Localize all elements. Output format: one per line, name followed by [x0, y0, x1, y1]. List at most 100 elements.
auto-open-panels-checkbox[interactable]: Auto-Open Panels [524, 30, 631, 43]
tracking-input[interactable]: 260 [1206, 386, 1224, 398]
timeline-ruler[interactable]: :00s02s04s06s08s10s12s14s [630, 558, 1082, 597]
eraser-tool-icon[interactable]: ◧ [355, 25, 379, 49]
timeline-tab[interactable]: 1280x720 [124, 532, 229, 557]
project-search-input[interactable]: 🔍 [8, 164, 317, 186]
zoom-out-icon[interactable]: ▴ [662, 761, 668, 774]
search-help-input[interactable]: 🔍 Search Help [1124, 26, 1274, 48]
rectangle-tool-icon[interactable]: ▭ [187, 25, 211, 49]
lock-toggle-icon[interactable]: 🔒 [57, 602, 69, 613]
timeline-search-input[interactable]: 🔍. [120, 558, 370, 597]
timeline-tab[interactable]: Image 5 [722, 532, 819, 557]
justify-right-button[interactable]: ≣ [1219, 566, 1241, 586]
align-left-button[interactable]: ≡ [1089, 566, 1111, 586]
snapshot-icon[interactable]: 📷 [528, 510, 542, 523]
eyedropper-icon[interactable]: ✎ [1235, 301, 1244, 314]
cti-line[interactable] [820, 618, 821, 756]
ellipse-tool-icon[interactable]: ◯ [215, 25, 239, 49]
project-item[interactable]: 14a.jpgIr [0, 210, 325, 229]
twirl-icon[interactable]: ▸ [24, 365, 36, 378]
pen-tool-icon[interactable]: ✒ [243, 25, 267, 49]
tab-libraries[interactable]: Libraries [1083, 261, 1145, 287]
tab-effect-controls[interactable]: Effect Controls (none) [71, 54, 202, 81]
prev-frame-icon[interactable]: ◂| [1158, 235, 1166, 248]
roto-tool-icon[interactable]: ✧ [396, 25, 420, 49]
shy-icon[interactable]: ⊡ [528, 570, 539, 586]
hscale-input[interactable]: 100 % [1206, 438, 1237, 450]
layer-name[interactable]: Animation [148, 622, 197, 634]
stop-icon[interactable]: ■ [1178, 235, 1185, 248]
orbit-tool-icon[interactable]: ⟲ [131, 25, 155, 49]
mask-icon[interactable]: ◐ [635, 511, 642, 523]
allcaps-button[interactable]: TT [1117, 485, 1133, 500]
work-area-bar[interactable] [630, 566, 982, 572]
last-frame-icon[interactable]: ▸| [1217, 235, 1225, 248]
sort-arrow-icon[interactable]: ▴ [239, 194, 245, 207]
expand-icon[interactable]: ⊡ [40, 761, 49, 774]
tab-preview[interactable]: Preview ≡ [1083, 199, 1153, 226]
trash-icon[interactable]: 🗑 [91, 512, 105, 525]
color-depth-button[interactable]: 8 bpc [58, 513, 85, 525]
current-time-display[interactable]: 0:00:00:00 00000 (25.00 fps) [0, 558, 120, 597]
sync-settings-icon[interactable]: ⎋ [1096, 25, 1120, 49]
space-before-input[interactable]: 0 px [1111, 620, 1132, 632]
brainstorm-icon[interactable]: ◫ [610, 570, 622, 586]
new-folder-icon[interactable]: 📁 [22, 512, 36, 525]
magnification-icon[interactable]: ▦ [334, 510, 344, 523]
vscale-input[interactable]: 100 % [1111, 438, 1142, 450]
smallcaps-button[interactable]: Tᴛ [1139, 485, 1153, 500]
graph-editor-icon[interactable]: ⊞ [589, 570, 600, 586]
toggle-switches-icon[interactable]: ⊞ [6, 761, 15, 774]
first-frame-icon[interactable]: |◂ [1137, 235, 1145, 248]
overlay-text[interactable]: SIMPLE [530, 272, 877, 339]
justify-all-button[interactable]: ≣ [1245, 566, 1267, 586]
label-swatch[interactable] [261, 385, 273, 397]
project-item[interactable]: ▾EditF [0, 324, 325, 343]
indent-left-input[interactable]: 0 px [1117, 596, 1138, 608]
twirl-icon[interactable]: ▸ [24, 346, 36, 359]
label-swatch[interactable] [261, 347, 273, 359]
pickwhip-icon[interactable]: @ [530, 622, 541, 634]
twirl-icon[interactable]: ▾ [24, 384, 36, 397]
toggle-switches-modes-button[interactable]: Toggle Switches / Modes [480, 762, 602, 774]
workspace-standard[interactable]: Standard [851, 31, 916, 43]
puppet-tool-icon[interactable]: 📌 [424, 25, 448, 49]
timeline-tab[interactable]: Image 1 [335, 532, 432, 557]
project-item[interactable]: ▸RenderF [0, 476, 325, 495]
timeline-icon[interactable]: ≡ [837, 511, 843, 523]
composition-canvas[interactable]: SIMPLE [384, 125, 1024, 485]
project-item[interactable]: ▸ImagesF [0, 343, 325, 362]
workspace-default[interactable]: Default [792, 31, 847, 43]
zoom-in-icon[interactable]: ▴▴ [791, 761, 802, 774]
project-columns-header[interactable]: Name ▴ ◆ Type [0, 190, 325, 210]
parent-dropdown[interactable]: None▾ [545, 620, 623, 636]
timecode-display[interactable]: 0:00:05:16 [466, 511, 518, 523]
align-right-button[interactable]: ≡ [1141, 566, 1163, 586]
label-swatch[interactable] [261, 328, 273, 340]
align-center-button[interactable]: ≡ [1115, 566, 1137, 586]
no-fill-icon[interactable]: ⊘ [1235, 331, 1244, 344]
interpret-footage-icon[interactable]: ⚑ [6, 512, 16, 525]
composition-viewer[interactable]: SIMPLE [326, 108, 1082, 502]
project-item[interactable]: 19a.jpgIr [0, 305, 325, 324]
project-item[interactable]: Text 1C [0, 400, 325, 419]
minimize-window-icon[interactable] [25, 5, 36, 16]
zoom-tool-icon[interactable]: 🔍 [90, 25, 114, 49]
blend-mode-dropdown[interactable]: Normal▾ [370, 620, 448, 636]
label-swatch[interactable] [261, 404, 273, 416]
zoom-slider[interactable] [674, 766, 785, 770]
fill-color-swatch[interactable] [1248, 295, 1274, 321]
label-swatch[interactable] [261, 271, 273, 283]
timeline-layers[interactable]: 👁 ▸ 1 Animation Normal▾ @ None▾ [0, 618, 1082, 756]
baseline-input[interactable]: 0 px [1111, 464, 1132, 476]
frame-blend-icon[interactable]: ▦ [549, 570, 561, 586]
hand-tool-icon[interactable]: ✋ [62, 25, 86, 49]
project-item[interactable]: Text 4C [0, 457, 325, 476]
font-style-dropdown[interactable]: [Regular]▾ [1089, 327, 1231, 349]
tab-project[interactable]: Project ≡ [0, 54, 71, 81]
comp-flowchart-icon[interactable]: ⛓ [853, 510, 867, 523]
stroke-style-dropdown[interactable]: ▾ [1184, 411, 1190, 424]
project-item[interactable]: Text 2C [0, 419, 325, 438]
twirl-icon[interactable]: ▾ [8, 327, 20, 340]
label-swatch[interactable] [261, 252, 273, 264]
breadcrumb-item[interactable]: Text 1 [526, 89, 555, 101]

- _What is being asked_
Could you return every line of the data above verbatim, with no character changed?

- _Answer to this exercise_
Localize all elements. Output format: one per line, name followed by [x0, y0, x1, y1]. List at most 100 elements.
auto-open-panels-checkbox[interactable]: Auto-Open Panels [524, 30, 631, 43]
tracking-input[interactable]: 260 [1206, 386, 1224, 398]
timeline-ruler[interactable]: :00s02s04s06s08s10s12s14s [630, 558, 1082, 597]
eraser-tool-icon[interactable]: ◧ [355, 25, 379, 49]
timeline-tab[interactable]: 1280x720 [124, 532, 229, 557]
project-search-input[interactable]: 🔍 [8, 164, 317, 186]
zoom-out-icon[interactable]: ▴ [662, 761, 668, 774]
search-help-input[interactable]: 🔍 Search Help [1124, 26, 1274, 48]
rectangle-tool-icon[interactable]: ▭ [187, 25, 211, 49]
lock-toggle-icon[interactable]: 🔒 [57, 602, 69, 613]
timeline-search-input[interactable]: 🔍. [120, 558, 370, 597]
timeline-tab[interactable]: Image 5 [722, 532, 819, 557]
justify-right-button[interactable]: ≣ [1219, 566, 1241, 586]
align-left-button[interactable]: ≡ [1089, 566, 1111, 586]
snapshot-icon[interactable]: 📷 [528, 510, 542, 523]
eyedropper-icon[interactable]: ✎ [1235, 301, 1244, 314]
cti-line[interactable] [820, 618, 821, 756]
ellipse-tool-icon[interactable]: ◯ [215, 25, 239, 49]
project-item[interactable]: 14a.jpgIr [0, 210, 325, 229]
twirl-icon[interactable]: ▸ [24, 365, 36, 378]
pen-tool-icon[interactable]: ✒ [243, 25, 267, 49]
tab-libraries[interactable]: Libraries [1083, 261, 1145, 287]
tab-effect-controls[interactable]: Effect Controls (none) [71, 54, 202, 81]
prev-frame-icon[interactable]: ◂| [1158, 235, 1166, 248]
roto-tool-icon[interactable]: ✧ [396, 25, 420, 49]
shy-icon[interactable]: ⊡ [528, 570, 539, 586]
hscale-input[interactable]: 100 % [1206, 438, 1237, 450]
layer-name[interactable]: Animation [148, 622, 197, 634]
stop-icon[interactable]: ■ [1178, 235, 1185, 248]
orbit-tool-icon[interactable]: ⟲ [131, 25, 155, 49]
mask-icon[interactable]: ◐ [635, 511, 642, 523]
allcaps-button[interactable]: TT [1117, 485, 1133, 500]
work-area-bar[interactable] [630, 566, 982, 572]
last-frame-icon[interactable]: ▸| [1217, 235, 1225, 248]
sort-arrow-icon[interactable]: ▴ [239, 194, 245, 207]
expand-icon[interactable]: ⊡ [40, 761, 49, 774]
tab-preview[interactable]: Preview ≡ [1083, 199, 1153, 226]
trash-icon[interactable]: 🗑 [91, 512, 105, 525]
color-depth-button[interactable]: 8 bpc [58, 513, 85, 525]
current-time-display[interactable]: 0:00:00:00 00000 (25.00 fps) [0, 558, 120, 597]
sync-settings-icon[interactable]: ⎋ [1096, 25, 1120, 49]
space-before-input[interactable]: 0 px [1111, 620, 1132, 632]
brainstorm-icon[interactable]: ◫ [610, 570, 622, 586]
new-folder-icon[interactable]: 📁 [22, 512, 36, 525]
magnification-icon[interactable]: ▦ [334, 510, 344, 523]
vscale-input[interactable]: 100 % [1111, 438, 1142, 450]
smallcaps-button[interactable]: Tᴛ [1139, 485, 1153, 500]
graph-editor-icon[interactable]: ⊞ [589, 570, 600, 586]
toggle-switches-icon[interactable]: ⊞ [6, 761, 15, 774]
first-frame-icon[interactable]: |◂ [1137, 235, 1145, 248]
overlay-text[interactable]: SIMPLE [530, 272, 877, 339]
justify-all-button[interactable]: ≣ [1245, 566, 1267, 586]
label-swatch[interactable] [261, 385, 273, 397]
project-item[interactable]: ▾EditF [0, 324, 325, 343]
indent-left-input[interactable]: 0 px [1117, 596, 1138, 608]
twirl-icon[interactable]: ▸ [24, 346, 36, 359]
label-swatch[interactable] [261, 347, 273, 359]
pickwhip-icon[interactable]: @ [530, 622, 541, 634]
twirl-icon[interactable]: ▾ [24, 384, 36, 397]
toggle-switches-modes-button[interactable]: Toggle Switches / Modes [480, 762, 602, 774]
workspace-standard[interactable]: Standard [851, 31, 916, 43]
puppet-tool-icon[interactable]: 📌 [424, 25, 448, 49]
timeline-tab[interactable]: Image 1 [335, 532, 432, 557]
project-item[interactable]: ▸RenderF [0, 476, 325, 495]
timeline-icon[interactable]: ≡ [837, 511, 843, 523]
composition-canvas[interactable]: SIMPLE [384, 125, 1024, 485]
project-item[interactable]: ▸ImagesF [0, 343, 325, 362]
workspace-default[interactable]: Default [792, 31, 847, 43]
zoom-in-icon[interactable]: ▴▴ [791, 761, 802, 774]
project-columns-header[interactable]: Name ▴ ◆ Type [0, 190, 325, 210]
parent-dropdown[interactable]: None▾ [545, 620, 623, 636]
timecode-display[interactable]: 0:00:05:16 [466, 511, 518, 523]
align-right-button[interactable]: ≡ [1141, 566, 1163, 586]
label-swatch[interactable] [261, 328, 273, 340]
align-center-button[interactable]: ≡ [1115, 566, 1137, 586]
no-fill-icon[interactable]: ⊘ [1235, 331, 1244, 344]
interpret-footage-icon[interactable]: ⚑ [6, 512, 16, 525]
composition-viewer[interactable]: SIMPLE [326, 108, 1082, 502]
project-item[interactable]: 19a.jpgIr [0, 305, 325, 324]
project-item[interactable]: Text 1C [0, 400, 325, 419]
minimize-window-icon[interactable] [25, 5, 36, 16]
zoom-tool-icon[interactable]: 🔍 [90, 25, 114, 49]
blend-mode-dropdown[interactable]: Normal▾ [370, 620, 448, 636]
label-swatch[interactable] [261, 404, 273, 416]
zoom-slider[interactable] [674, 766, 785, 770]
fill-color-swatch[interactable] [1248, 295, 1274, 321]
label-swatch[interactable] [261, 271, 273, 283]
timeline-layers[interactable]: 👁 ▸ 1 Animation Normal▾ @ None▾ [0, 618, 1082, 756]
baseline-input[interactable]: 0 px [1111, 464, 1132, 476]
frame-blend-icon[interactable]: ▦ [549, 570, 561, 586]
hand-tool-icon[interactable]: ✋ [62, 25, 86, 49]
project-item[interactable]: Text 4C [0, 457, 325, 476]
font-style-dropdown[interactable]: [Regular]▾ [1089, 327, 1231, 349]
tab-project[interactable]: Project ≡ [0, 54, 71, 81]
comp-flowchart-icon[interactable]: ⛓ [853, 510, 867, 523]
stroke-style-dropdown[interactable]: ▾ [1184, 411, 1190, 424]
project-item[interactable]: Text 2C [0, 419, 325, 438]
twirl-icon[interactable]: ▾ [8, 327, 20, 340]
label-swatch[interactable] [261, 252, 273, 264]
breadcrumb-item[interactable]: Text 1 [526, 89, 555, 101]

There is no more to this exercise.